- **Data for the task**
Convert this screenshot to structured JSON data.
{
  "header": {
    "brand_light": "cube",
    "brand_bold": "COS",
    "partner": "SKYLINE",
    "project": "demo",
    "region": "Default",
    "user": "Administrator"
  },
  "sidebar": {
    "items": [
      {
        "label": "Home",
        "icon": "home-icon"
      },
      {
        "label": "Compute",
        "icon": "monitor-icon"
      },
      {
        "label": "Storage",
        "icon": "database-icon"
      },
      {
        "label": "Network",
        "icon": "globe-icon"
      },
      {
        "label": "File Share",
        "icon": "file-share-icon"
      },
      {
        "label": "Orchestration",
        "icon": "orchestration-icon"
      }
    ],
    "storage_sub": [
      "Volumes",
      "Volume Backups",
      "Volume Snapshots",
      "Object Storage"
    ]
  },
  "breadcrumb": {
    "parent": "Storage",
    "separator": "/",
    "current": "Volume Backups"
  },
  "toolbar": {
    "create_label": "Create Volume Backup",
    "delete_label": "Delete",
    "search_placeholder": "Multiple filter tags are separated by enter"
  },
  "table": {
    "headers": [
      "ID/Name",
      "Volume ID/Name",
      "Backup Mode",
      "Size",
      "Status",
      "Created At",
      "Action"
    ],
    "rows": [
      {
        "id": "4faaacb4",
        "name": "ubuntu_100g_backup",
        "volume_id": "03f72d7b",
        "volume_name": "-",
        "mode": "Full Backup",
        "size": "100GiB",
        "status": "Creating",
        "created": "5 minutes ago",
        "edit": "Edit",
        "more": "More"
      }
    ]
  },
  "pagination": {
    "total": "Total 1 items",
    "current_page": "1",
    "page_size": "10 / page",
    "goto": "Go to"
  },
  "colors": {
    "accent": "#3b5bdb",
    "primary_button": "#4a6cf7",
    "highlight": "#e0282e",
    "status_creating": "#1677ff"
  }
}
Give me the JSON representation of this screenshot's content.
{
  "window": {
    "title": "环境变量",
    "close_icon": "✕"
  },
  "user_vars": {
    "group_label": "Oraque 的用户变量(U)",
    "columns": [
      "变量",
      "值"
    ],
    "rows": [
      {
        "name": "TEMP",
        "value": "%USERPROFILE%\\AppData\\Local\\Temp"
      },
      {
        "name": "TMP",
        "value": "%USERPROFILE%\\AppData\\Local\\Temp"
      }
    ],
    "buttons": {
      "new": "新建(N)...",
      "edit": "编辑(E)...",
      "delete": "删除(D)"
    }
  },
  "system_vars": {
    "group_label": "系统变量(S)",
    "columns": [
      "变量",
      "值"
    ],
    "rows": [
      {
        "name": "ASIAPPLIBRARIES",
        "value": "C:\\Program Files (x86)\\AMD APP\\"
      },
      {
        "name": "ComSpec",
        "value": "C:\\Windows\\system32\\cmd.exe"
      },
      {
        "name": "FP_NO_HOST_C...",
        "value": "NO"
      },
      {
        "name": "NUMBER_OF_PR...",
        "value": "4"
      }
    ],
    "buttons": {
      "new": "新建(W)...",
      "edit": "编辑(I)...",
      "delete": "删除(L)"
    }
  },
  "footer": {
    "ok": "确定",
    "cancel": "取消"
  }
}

- **Exercise objective**
Produce an exact repeat of the lines from the one containing "Give me the" through the last line of the data, and nothing more.

- **Result for this exercise**
Give me the JSON representation of this screenshot's content.
{
  "window": {
    "title": "环境变量",
    "close_icon": "✕"
  },
  "user_vars": {
    "group_label": "Oraque 的用户变量(U)",
    "columns": [
      "变量",
      "值"
    ],
    "rows": [
      {
        "name": "TEMP",
        "value": "%USERPROFILE%\\AppData\\Local\\Temp"
      },
      {
        "name": "TMP",
        "value": "%USERPROFILE%\\AppData\\Local\\Temp"
      }
    ],
    "buttons": {
      "new": "新建(N)...",
      "edit": "编辑(E)...",
      "delete": "删除(D)"
    }
  },
  "system_vars": {
    "group_label": "系统变量(S)",
    "columns": [
      "变量",
      "值"
    ],
    "rows": [
      {
        "name": "ASIAPPLIBRARIES",
        "value": "C:\\Program Files (x86)\\AMD APP\\"
      },
      {
        "name": "ComSpec",
        "value": "C:\\Windows\\system32\\cmd.exe"
      },
      {
        "name": "FP_NO_HOST_C...",
        "value": "NO"
      },
      {
        "name": "NUMBER_OF_PR...",
        "value": "4"
      }
    ],
    "buttons": {
      "new": "新建(W)...",
      "edit": "编辑(I)...",
      "delete": "删除(L)"
    }
  },
  "footer": {
    "ok": "确定",
    "cancel": "取消"
  }
}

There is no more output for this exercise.